• [What you need to do]: Take every line that has the string "xlabel" and copy it out.

• [Records to process]:
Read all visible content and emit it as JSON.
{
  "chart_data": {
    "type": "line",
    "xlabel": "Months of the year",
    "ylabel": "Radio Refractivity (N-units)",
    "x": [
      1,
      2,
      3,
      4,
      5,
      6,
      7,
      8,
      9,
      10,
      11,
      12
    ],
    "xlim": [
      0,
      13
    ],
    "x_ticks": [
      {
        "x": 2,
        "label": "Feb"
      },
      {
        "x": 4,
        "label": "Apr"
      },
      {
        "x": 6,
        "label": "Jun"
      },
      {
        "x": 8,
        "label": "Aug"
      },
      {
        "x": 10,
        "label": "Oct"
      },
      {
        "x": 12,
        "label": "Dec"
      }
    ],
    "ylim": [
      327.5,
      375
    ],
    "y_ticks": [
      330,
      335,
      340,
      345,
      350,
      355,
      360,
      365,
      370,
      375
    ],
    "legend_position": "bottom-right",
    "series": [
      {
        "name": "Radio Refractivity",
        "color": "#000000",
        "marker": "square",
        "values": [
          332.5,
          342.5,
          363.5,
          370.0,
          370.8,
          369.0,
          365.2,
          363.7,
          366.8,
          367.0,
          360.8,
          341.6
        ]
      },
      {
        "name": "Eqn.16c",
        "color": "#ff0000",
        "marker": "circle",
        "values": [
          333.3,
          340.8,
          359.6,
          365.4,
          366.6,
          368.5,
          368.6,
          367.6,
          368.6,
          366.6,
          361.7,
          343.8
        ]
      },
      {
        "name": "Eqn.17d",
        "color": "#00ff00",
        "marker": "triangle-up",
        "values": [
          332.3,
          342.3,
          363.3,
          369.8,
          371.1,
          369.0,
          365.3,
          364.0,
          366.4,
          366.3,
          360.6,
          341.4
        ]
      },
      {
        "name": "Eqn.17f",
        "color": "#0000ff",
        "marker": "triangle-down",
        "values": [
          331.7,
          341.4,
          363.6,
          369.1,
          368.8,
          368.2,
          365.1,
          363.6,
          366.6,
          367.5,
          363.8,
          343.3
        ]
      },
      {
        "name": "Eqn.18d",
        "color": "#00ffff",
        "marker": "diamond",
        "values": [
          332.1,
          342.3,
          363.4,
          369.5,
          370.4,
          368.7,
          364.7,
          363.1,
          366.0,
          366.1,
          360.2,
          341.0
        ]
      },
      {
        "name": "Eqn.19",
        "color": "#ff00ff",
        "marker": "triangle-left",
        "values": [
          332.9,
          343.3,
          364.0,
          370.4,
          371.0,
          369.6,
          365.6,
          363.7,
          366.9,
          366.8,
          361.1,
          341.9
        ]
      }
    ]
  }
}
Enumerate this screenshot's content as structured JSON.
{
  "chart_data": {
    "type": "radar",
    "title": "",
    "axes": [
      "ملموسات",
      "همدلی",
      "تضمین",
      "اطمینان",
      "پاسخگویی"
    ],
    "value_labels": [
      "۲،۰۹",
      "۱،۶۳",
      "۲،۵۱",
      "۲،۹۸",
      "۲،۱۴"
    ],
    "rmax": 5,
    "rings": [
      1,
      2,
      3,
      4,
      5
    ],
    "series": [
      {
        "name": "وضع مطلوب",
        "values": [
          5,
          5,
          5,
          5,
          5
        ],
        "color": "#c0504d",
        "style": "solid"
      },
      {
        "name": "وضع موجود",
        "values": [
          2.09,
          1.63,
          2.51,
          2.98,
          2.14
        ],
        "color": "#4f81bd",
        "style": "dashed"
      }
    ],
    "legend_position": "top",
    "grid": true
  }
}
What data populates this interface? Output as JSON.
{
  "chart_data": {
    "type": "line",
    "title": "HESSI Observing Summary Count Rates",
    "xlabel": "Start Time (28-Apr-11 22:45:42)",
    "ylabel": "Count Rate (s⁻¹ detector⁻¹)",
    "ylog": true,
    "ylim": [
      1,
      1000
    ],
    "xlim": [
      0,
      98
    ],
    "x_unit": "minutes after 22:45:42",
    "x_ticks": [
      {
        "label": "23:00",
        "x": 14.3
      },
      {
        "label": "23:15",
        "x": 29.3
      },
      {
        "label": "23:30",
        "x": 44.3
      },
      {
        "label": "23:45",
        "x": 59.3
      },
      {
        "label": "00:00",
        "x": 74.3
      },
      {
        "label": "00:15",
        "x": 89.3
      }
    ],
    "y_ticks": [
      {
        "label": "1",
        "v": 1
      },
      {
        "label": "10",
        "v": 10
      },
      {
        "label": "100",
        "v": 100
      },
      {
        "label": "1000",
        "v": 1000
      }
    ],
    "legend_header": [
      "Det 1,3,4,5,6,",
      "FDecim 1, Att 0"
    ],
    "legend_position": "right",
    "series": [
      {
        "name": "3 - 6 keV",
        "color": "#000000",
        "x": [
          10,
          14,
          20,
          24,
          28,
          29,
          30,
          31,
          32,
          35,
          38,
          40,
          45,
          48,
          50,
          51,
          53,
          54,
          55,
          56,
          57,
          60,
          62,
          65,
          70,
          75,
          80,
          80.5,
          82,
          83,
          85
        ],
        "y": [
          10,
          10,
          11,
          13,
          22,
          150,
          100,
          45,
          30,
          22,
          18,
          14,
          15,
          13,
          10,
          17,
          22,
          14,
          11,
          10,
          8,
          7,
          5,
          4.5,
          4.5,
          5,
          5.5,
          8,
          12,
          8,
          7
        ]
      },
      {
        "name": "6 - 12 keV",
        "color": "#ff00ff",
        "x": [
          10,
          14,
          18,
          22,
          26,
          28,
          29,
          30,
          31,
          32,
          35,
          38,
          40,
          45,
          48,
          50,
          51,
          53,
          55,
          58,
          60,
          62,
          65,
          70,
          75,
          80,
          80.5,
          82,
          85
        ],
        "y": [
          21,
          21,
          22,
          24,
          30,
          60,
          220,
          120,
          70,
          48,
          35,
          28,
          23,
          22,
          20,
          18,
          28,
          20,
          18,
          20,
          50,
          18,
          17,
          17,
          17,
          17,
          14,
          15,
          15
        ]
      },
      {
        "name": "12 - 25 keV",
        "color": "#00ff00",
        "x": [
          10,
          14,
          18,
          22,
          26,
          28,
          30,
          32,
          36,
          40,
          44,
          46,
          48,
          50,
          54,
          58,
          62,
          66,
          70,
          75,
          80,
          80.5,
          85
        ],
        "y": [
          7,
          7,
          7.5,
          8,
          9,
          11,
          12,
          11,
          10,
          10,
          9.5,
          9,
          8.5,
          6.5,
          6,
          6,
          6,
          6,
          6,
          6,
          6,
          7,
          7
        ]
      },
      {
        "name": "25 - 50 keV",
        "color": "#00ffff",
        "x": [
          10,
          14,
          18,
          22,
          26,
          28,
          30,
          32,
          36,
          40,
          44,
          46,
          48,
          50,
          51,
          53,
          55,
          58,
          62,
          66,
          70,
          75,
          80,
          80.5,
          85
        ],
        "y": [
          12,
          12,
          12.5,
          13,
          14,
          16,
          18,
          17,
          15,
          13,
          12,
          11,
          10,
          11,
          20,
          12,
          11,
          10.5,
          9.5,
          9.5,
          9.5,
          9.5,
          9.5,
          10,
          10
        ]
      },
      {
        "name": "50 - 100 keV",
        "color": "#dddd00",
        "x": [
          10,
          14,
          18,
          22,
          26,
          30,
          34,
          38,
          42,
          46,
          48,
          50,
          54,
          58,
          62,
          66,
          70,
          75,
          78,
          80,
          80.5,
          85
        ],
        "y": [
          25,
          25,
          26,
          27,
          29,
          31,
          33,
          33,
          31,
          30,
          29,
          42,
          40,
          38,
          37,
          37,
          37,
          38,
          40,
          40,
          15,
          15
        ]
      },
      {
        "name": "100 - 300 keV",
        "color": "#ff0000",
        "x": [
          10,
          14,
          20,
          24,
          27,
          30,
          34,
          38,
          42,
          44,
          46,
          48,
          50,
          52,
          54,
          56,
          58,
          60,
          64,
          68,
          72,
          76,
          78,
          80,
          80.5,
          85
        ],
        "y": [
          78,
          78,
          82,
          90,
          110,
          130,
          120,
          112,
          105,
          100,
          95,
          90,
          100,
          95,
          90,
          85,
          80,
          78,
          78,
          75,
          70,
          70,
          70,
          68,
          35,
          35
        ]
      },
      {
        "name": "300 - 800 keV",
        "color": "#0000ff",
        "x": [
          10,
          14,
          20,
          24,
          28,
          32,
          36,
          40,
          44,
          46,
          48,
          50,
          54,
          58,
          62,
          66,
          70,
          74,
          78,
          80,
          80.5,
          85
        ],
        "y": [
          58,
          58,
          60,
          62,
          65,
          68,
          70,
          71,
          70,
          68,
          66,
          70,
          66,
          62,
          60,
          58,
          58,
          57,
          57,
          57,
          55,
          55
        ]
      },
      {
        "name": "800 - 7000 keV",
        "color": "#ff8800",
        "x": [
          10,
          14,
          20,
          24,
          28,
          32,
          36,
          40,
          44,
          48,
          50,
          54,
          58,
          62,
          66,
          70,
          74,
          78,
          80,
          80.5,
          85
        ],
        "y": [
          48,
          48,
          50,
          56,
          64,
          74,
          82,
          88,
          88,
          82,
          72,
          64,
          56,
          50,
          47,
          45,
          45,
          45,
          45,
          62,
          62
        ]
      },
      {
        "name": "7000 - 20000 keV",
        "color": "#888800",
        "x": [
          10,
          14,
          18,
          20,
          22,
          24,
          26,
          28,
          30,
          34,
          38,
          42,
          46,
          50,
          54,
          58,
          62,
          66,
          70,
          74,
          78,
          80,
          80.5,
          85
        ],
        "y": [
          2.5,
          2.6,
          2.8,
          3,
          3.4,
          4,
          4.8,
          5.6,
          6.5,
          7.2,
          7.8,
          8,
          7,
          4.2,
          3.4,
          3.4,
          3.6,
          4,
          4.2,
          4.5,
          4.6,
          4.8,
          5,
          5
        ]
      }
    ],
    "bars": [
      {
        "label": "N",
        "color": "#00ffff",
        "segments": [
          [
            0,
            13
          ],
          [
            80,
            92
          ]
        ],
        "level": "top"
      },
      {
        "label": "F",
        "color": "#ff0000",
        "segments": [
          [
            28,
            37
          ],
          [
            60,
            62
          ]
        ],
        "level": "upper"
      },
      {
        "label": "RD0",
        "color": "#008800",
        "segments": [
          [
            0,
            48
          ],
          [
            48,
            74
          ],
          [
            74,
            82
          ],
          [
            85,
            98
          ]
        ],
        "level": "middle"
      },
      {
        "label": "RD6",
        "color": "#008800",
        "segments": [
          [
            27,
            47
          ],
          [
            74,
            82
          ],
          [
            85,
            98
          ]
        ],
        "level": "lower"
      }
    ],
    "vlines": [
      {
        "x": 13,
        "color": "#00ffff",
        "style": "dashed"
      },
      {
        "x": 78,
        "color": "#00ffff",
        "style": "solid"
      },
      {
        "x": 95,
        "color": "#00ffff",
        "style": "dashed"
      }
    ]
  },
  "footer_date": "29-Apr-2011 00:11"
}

• [Finished task]:
    "xlabel": "Months of the year",
    "xlabel": "Start Time (28-Apr-11 22:45:42)",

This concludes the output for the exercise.